++++ MATERIAL SUPPLIED ++++

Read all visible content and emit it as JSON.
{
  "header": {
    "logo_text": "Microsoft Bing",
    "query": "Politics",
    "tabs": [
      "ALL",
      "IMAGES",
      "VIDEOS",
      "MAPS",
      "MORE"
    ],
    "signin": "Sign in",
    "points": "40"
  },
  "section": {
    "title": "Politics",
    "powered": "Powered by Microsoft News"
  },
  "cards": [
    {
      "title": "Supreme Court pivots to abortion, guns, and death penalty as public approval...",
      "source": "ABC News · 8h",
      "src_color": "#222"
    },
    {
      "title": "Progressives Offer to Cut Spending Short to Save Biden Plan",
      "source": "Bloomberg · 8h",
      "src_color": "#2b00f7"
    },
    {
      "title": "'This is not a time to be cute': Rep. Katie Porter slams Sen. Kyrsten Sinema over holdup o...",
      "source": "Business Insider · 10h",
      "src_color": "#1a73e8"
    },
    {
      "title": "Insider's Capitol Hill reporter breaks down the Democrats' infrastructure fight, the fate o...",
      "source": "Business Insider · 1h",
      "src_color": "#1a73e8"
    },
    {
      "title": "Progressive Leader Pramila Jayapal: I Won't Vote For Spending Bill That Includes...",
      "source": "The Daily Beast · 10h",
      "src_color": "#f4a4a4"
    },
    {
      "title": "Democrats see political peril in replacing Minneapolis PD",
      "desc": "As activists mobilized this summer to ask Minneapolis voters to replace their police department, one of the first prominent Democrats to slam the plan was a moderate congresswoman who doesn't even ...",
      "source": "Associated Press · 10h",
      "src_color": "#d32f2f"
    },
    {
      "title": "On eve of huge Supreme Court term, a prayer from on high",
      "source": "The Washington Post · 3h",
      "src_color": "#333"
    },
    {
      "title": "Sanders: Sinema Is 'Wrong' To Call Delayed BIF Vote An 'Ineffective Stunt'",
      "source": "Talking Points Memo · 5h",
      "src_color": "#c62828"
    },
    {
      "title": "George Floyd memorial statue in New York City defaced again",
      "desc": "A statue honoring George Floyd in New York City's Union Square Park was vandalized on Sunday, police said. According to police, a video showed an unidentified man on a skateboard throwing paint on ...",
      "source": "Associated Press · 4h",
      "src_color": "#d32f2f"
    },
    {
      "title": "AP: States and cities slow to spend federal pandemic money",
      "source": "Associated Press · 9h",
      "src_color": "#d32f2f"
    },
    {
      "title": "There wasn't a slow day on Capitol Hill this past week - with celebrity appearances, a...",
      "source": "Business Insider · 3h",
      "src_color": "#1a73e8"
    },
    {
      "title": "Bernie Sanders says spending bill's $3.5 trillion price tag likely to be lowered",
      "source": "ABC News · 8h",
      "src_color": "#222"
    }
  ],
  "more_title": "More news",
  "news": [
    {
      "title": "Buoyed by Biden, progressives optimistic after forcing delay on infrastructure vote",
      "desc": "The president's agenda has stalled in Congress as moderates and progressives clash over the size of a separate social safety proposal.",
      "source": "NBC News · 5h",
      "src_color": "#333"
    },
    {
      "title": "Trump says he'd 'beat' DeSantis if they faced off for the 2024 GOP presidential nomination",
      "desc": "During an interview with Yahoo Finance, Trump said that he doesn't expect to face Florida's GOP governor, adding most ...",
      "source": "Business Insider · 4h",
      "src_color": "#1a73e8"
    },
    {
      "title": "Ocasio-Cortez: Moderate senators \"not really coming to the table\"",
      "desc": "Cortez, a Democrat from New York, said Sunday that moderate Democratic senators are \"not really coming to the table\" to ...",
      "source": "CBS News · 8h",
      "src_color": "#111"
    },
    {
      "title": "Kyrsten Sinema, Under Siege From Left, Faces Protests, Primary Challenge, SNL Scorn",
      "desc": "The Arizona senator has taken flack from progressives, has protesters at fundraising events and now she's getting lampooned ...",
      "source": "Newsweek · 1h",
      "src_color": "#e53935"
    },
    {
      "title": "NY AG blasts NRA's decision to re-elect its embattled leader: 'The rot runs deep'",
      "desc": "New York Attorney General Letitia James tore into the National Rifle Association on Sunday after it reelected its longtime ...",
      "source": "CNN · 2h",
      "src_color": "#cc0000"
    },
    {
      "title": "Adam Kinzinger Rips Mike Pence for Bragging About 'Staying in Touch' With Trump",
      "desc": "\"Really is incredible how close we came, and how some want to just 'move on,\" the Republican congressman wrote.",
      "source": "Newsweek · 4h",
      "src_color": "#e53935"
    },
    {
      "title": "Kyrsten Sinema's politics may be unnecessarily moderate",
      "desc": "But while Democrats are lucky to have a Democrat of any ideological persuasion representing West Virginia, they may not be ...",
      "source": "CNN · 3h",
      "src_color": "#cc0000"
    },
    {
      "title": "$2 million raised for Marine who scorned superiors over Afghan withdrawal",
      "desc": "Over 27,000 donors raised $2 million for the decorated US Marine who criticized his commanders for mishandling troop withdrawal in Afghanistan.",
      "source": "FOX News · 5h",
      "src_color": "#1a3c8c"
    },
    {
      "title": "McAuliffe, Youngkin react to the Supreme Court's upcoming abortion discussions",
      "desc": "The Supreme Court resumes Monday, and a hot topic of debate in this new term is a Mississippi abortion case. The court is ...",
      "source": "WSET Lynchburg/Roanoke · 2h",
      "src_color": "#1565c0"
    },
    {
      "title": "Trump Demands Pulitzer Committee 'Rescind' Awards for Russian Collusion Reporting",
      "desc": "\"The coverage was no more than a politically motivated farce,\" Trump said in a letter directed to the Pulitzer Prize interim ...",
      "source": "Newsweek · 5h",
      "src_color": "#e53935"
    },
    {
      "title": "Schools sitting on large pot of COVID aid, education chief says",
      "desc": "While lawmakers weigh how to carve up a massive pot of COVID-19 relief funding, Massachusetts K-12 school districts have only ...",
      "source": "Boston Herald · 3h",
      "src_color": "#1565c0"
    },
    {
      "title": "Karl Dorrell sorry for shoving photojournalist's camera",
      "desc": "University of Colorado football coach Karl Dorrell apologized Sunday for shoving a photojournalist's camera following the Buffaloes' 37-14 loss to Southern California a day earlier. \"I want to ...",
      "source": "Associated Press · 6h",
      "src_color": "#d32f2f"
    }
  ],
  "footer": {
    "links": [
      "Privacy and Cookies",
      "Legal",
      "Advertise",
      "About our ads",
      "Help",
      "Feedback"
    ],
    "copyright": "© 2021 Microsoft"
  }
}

++++

GIVEN EXERCISE: Return each line of the data that contains the string "Newsweek".

OUTPUT FOR THIS TASK:
      "source": "Newsweek · 1h",
      "source": "Newsweek · 4h",
      "source": "Newsweek · 5h",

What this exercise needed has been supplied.